▶ _Directive_
Search the entries for the word "display" and pull out each line that has it.

#####

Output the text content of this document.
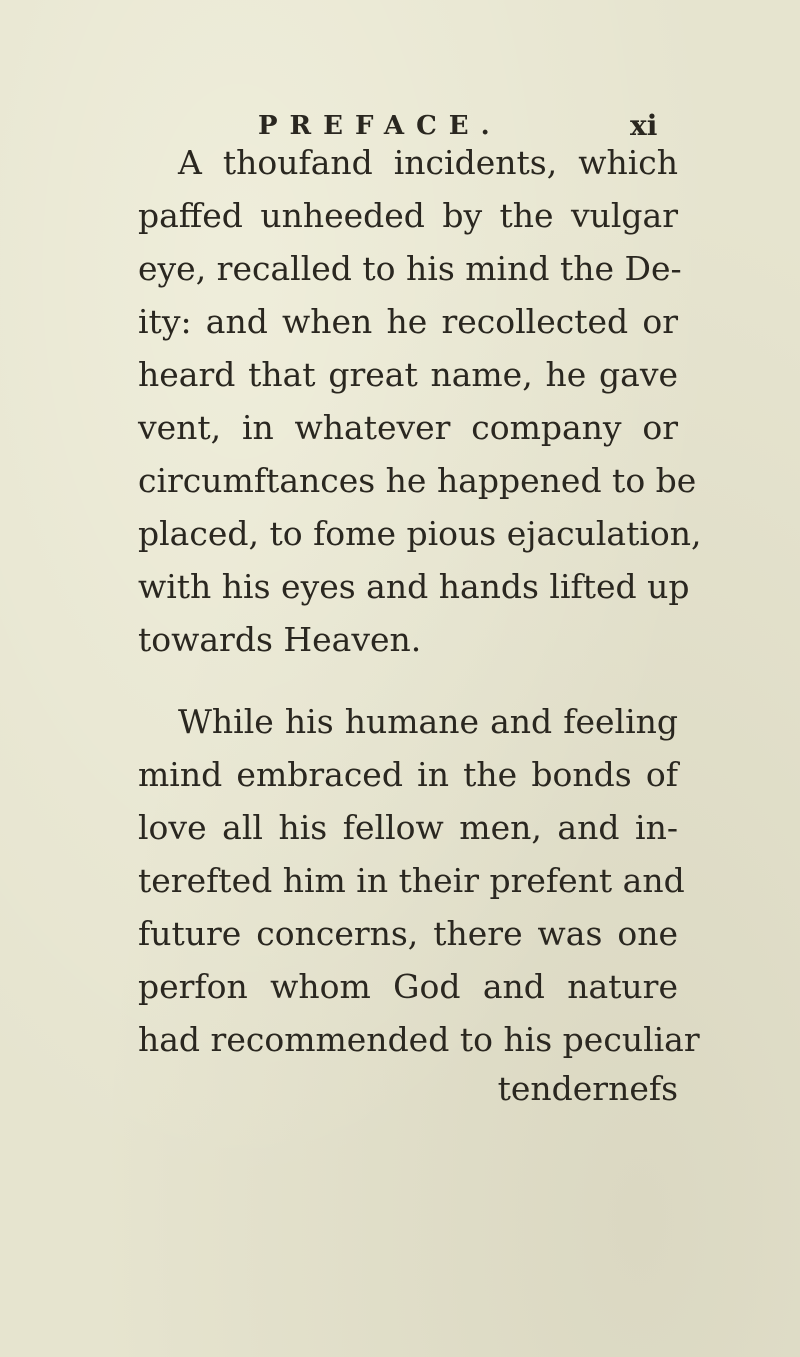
PREFACE.	xi
A thoufand incidents, which
paffed unheeded by the vulgar
eye, recalled to his mind the De-
ity: and when he recollected or
heard that great name, he gave
vent, in whatever company or
circumftances he happened to be
placed, to fome pious ejaculation,
with his eyes and hands lifted up
towards Heaven.
While his humane and feeling
mind embraced in the bonds of
love all his fellow men, and in-
terefted him in their prefent and
future concerns, there was one
perfon whom God and nature
had recommended to his peculiar
tendernefs
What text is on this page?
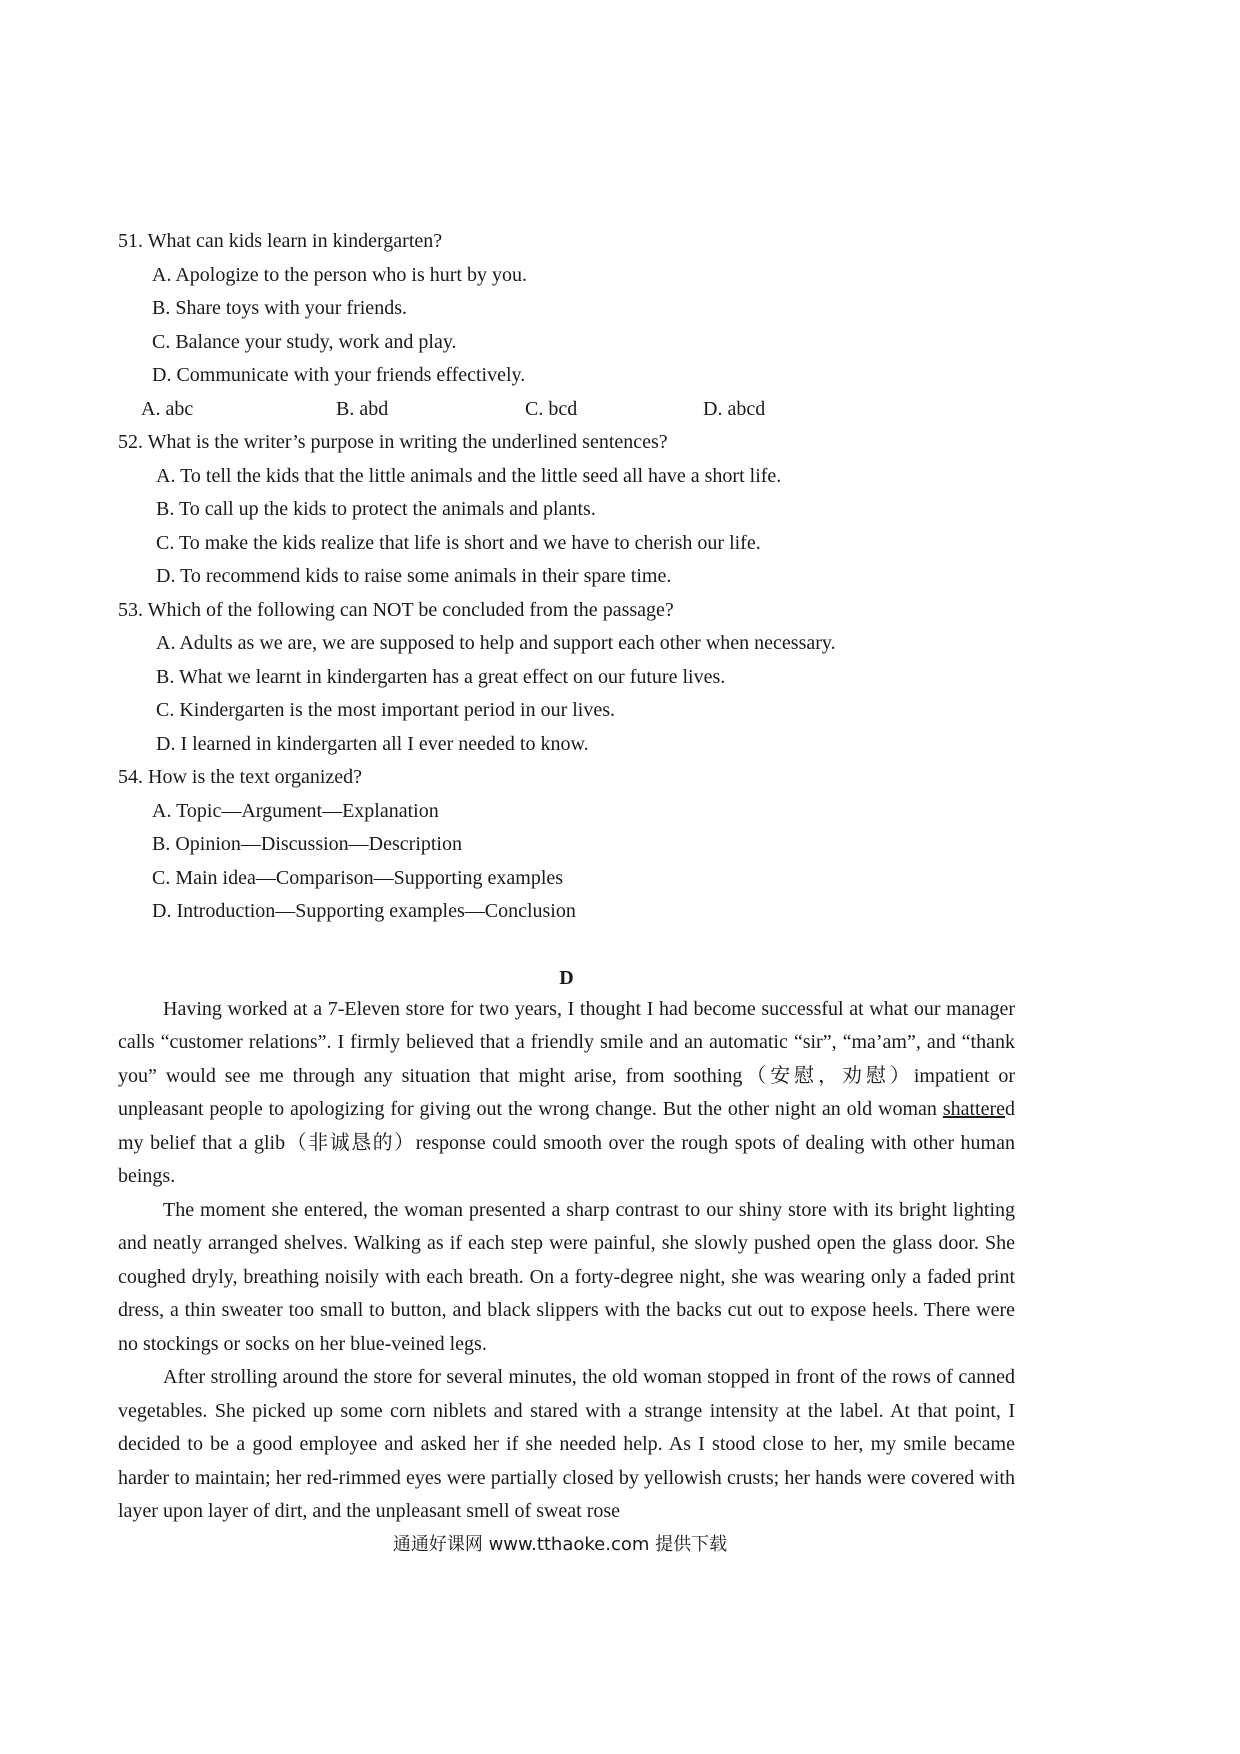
51. What can kids learn in kindergarten?
A. Apologize to the person who is hurt by you.
B. Share toys with your friends.
C. Balance your study, work and play.
D. Communicate with your friends effectively.
A. abc	B. abd	C. bcd	D. abcd
52. What is the writer’s purpose in writing the underlined sentences?
A. To tell the kids that the little animals and the little seed all have a short life.
B. To call up the kids to protect the animals and plants.
C. To make the kids realize that life is short and we have to cherish our life.
D. To recommend kids to raise some animals in their spare time.
53. Which of the following can NOT be concluded from the passage?
A. Adults as we are, we are supposed to help and support each other when necessary.
B. What we learnt in kindergarten has a great effect on our future lives.
C. Kindergarten is the most important period in our lives.
D. I learned in kindergarten all I ever needed to know.
54. How is the text organized?
A. Topic—Argument—Explanation
B. Opinion—Discussion—Description
C. Main idea—Comparison—Supporting examples
D. Introduction—Supporting examples—Conclusion
D

Having worked at a 7-Eleven store for two years, I thought I had become successful at what our manager calls “customer relations”. I firmly believed that a friendly smile and an automatic “sir”, “ma’am”, and “thank you” would see me through any situation that might arise, from soothing（安慰，劝慰）impatient or unpleasant people to apologizing for giving out the wrong change. But the other night an old woman shattered my belief that a glib（非诚恳的）response could smooth over the rough spots of dealing with other human beings.

The moment she entered, the woman presented a sharp contrast to our shiny store with its bright lighting and neatly arranged shelves. Walking as if each step were painful, she slowly pushed open the glass door. She coughed dryly, breathing noisily with each breath. On a forty-degree night, she was wearing only a faded print dress, a thin sweater too small to button, and black slippers with the backs cut out to expose heels. There were no stockings or socks on her blue-veined legs.

After strolling around the store for several minutes, the old woman stopped in front of the rows of canned vegetables. She picked up some corn niblets and stared with a strange intensity at the label. At that point, I decided to be a good employee and asked her if she needed help. As I stood close to her, my smile became harder to maintain; her red-rimmed eyes were partially closed by yellowish crusts; her hands were covered with layer upon layer of dirt, and the unpleasant smell of sweat rose

通通好课网 www.tthaoke.com 提供下载
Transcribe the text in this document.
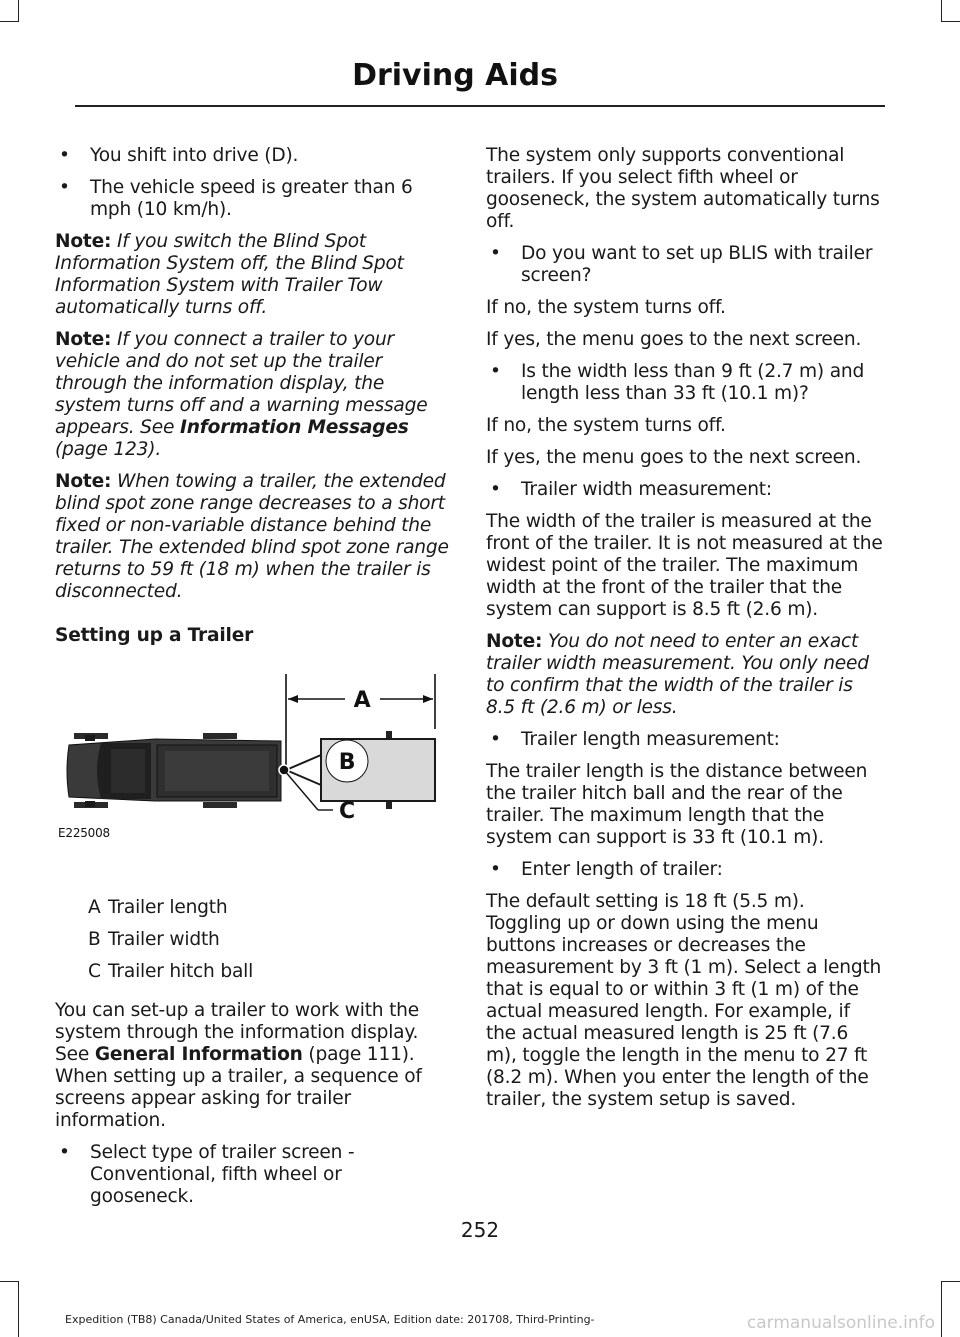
Driving Aids
•	You shift into drive (D).
•	The vehicle speed is greater than 6 mph (10 km/h).

Note: If you switch the Blind Spot Information System off, the Blind Spot Information System with Trailer Tow automatically turns off.

Note: If you connect a trailer to your vehicle and do not set up the trailer through the information display, the system turns off and a warning message appears. See Information Messages (page 123).

Note: When towing a trailer, the extended blind spot zone range decreases to a short fixed or non-variable distance behind the trailer. The extended blind spot zone range returns to 59 ft (18 m) when the trailer is disconnected.

Setting up a Trailer
A
C
B
E225008
A Trailer length
B Trailer width
C Trailer hitch ball

You can set-up a trailer to work with the system through the information display. See General Information (page 111). When setting up a trailer, a sequence of screens appear asking for trailer information.

•	Select type of trailer screen - Conventional, fifth wheel or gooseneck.

The system only supports conventional trailers. If you select fifth wheel or gooseneck, the system automatically turns off.

•	Do you want to set up BLIS with trailer screen?

If no, the system turns off.

If yes, the menu goes to the next screen.

•	Is the width less than 9 ft (2.7 m) and length less than 33 ft (10.1 m)?

If no, the system turns off.

If yes, the menu goes to the next screen.

•	Trailer width measurement:

The width of the trailer is measured at the front of the trailer. It is not measured at the widest point of the trailer. The maximum width at the front of the trailer that the system can support is 8.5 ft (2.6 m).

Note: You do not need to enter an exact trailer width measurement. You only need to confirm that the width of the trailer is 8.5 ft (2.6 m) or less.

•	Trailer length measurement:

The trailer length is the distance between the trailer hitch ball and the rear of the trailer. The maximum length that the system can support is 33 ft (10.1 m).

•	Enter length of trailer:

The default setting is 18 ft (5.5 m). Toggling up or down using the menu buttons increases or decreases the measurement by 3 ft (1 m). Select a length that is equal to or within 3 ft (1 m) of the actual measured length. For example, if the actual measured length is 25 ft (7.6 m), toggle the length in the menu to 27 ft (8.2 m). When you enter the length of the trailer, the system setup is saved.

252
Expedition (TB8) Canada/United States of America, enUSA, Edition date: 201708, Third-Printing-	carmanualsonline.info
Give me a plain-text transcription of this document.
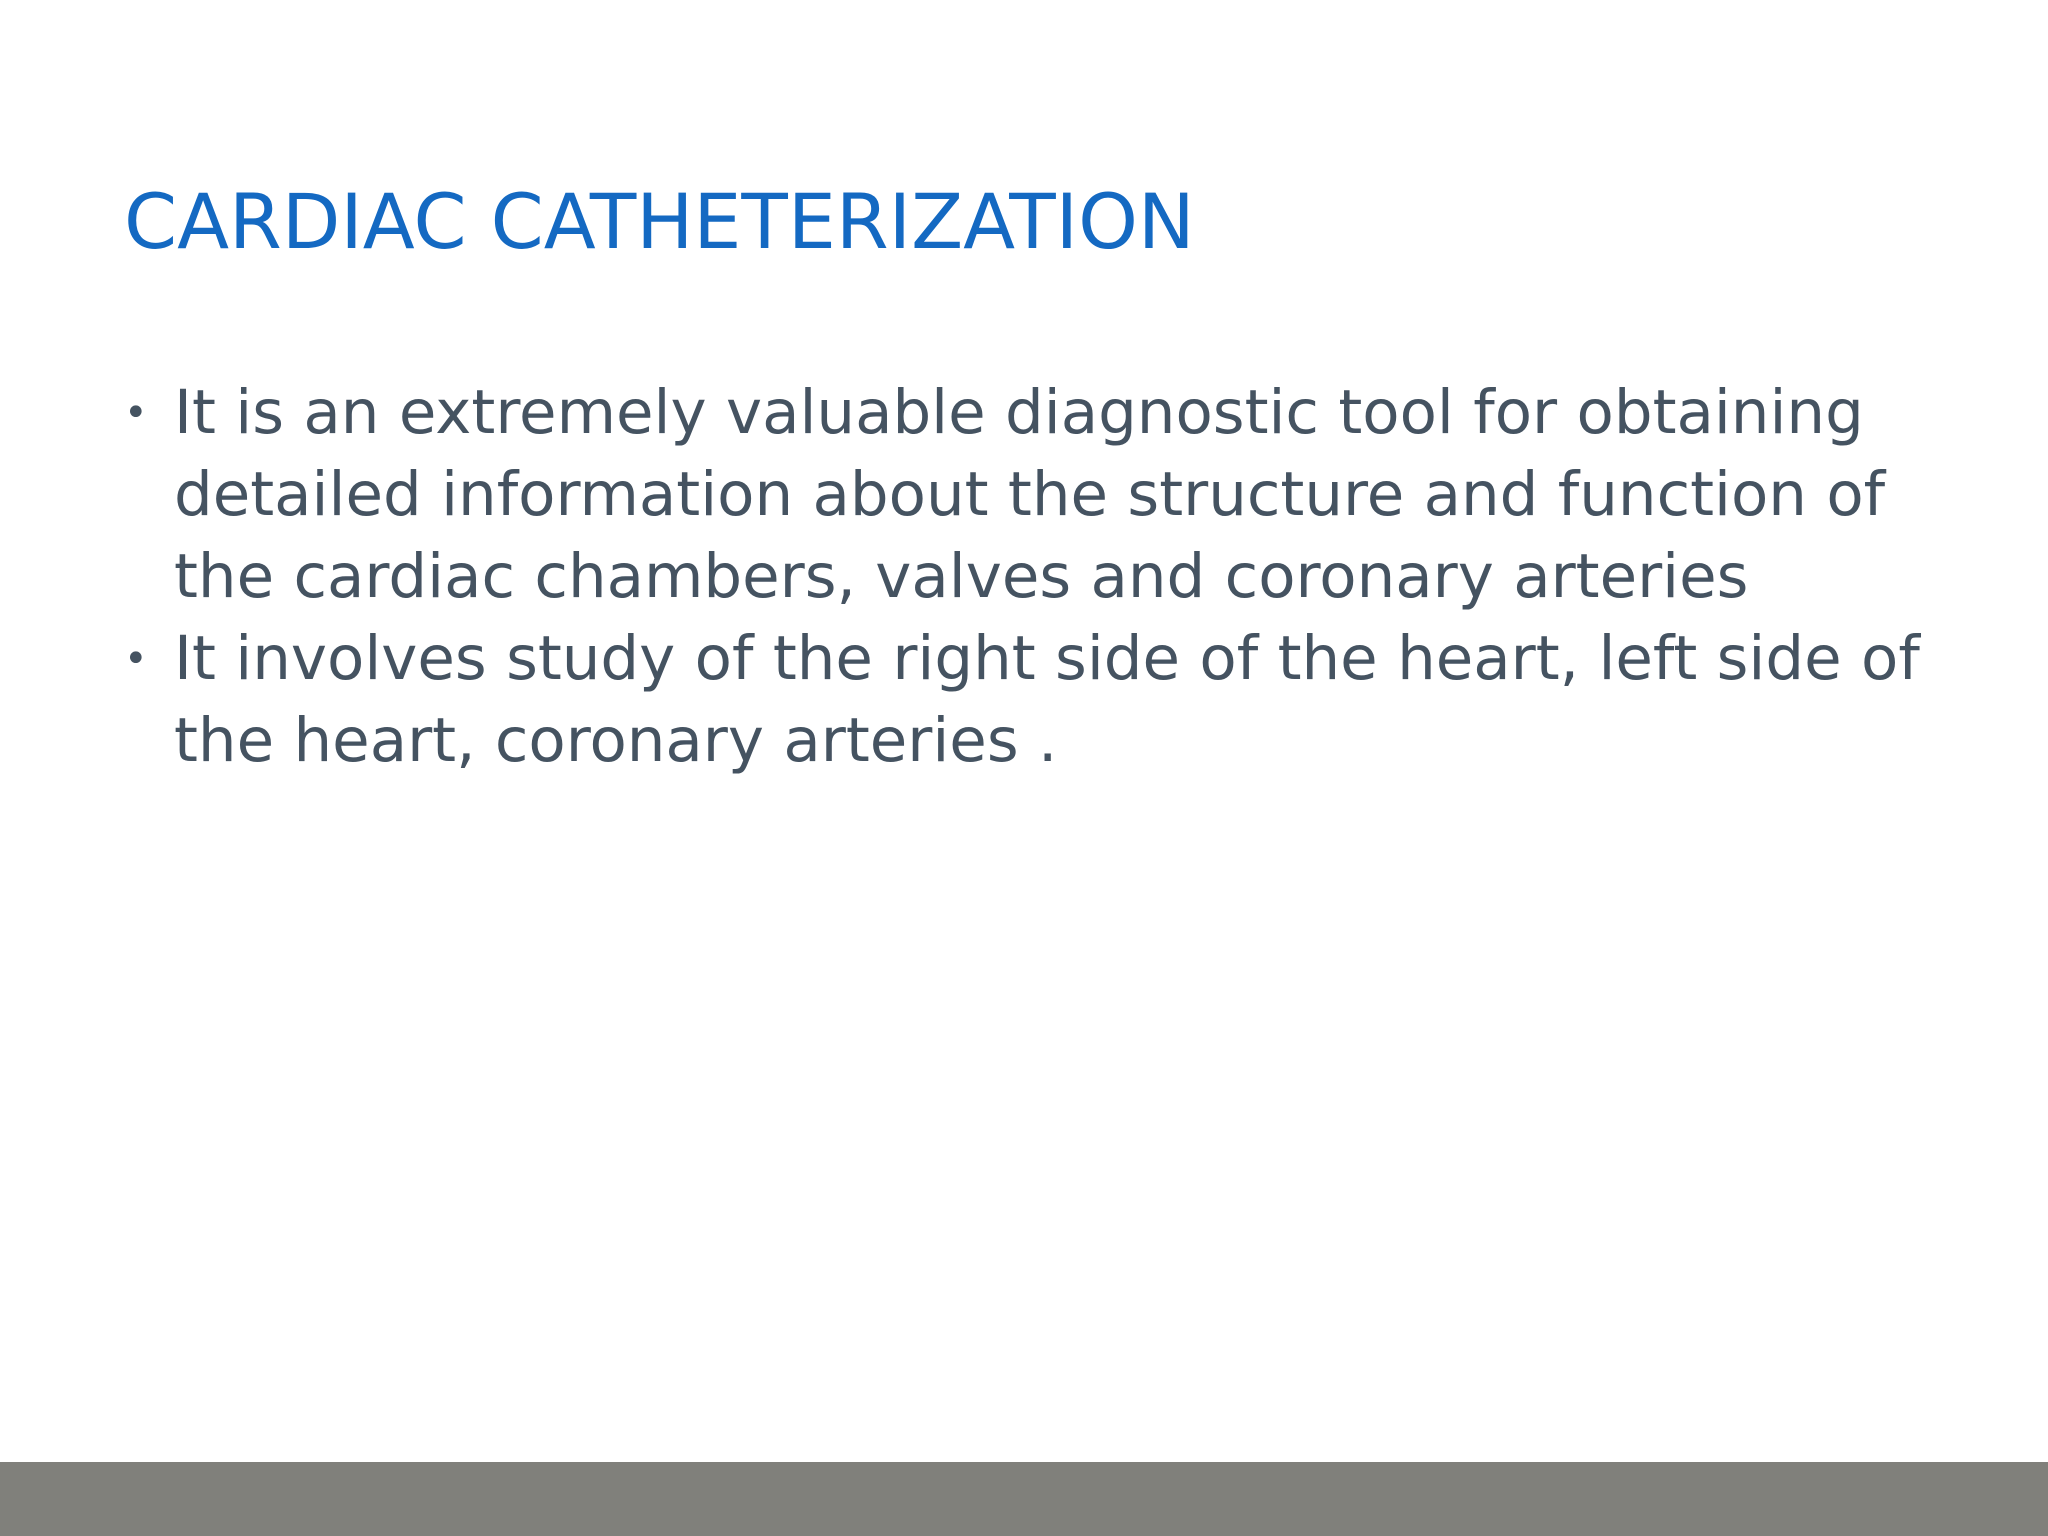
CARDIAC CATHETERIZATION
• It is an extremely valuable diagnostic tool for obtaining detailed information about the structure and function of the cardiac chambers, valves and coronary arteries
• It involves study of the right side of the heart, left side of the heart, coronary arteries .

#####

▶ _Output_
Note: If you connect a trailer to your vehicle and do not set up the trailer through the information display, the system turns off and a warning message appears. See Information Messages (page 123).
You can set-up a trailer to work with the system through the information display. See General Information (page 111). When setting up a trailer, a sequence of screens appear asking for trailer information.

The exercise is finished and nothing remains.